She adjusts her ruffled, magenta-and-blue Jean/Marc jumpsuit and continues. "These get-togethers have given more to me than anything in my life. Real friendships have developed with people from all over the country. It's been an opening of minds toward differing attitudes and ways of living. I've seen that we're not chained to the thoughts we've been raised with."

Invitations to the discussions in this spectacular setting, with its 345 -degree view of San Francisco Bay, are so coveted that Ms. Montandon was recently asked to donate one to a charity auction. It brought $1,700.

While Ms. Montandon now happens to have the financial wherewithal to hold these meetings in elegant style, she is quick to say that people don't have to have a lot of money -- or even a round table -- to start a Round Table. "My first table was an ordinary one with an extra large plywood circle on it, which I covered with a sheet," she recalls.

Her eagerness to share her experiences and to urge others to start similar groups has impelled her to write a book on the subject. "Recipes for Conversation," now receiving finishing touches before it goes to the publisher, expounds her rules for entertaining.

Among them: Never include married couples, because they inhibit each other. Keep lunch a simple one-dish meal. Vary guests as much as possible. And don't set time limits.

The book also includes some of Ms. Montandon's adventures in bringing people together in a Round Table luncheon.

*THE TASKS*.
a – Decide whether each statement below agrees with the passage about Ms. Montandon's Round Table luncheons. Answer yes or no, and quote the words of the passage that decide it. (i) An invitation to the discussions was donated to a charity auction and brought $1,700. (ii) Ms. Montandon's first table was a large, finely made round one. (iii) Her rules for entertaining recommend inviting married couples together.
b – Set down the stretch of the passage about Ms. Montandon's Round Table luncheons from "Among them: Never" through "Round Table luncheon.", word for word.

*RAW RECORDS*.
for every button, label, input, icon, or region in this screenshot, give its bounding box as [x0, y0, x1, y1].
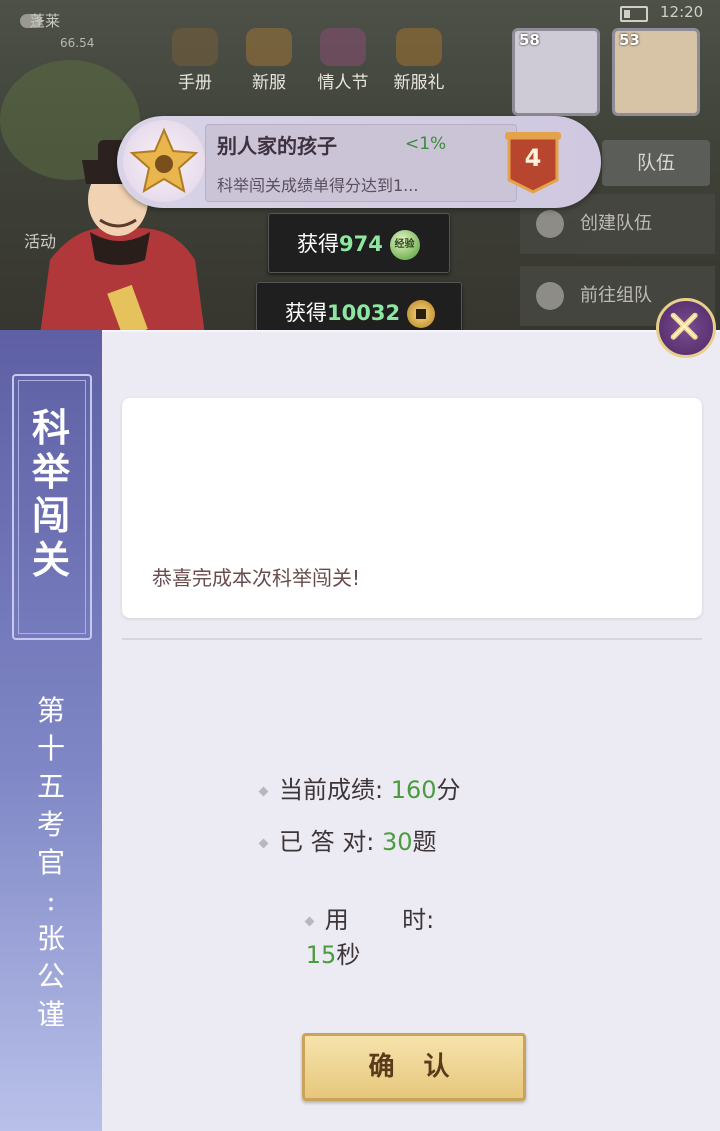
---
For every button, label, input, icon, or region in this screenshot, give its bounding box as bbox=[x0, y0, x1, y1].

*SOLUTIONS IN ORDER*.
a –
(i) Yes: "Ms. Montandon was recently asked to donate one to a charity auction. It brought $1,700."
(ii) No: "My first table was an ordinary one with an extra large plywood circle on it, which I covered with a sheet"
(iii) No: "Never include married couples, because they inhibit each other."

b –
Among them: Never include married couples, because they inhibit each other. Keep lunch a simple one-dish meal. Vary guests as much as possible. And don't set time limits.

The book also includes some of Ms. Montandon's adventures in bringing people together in a Round Table luncheon.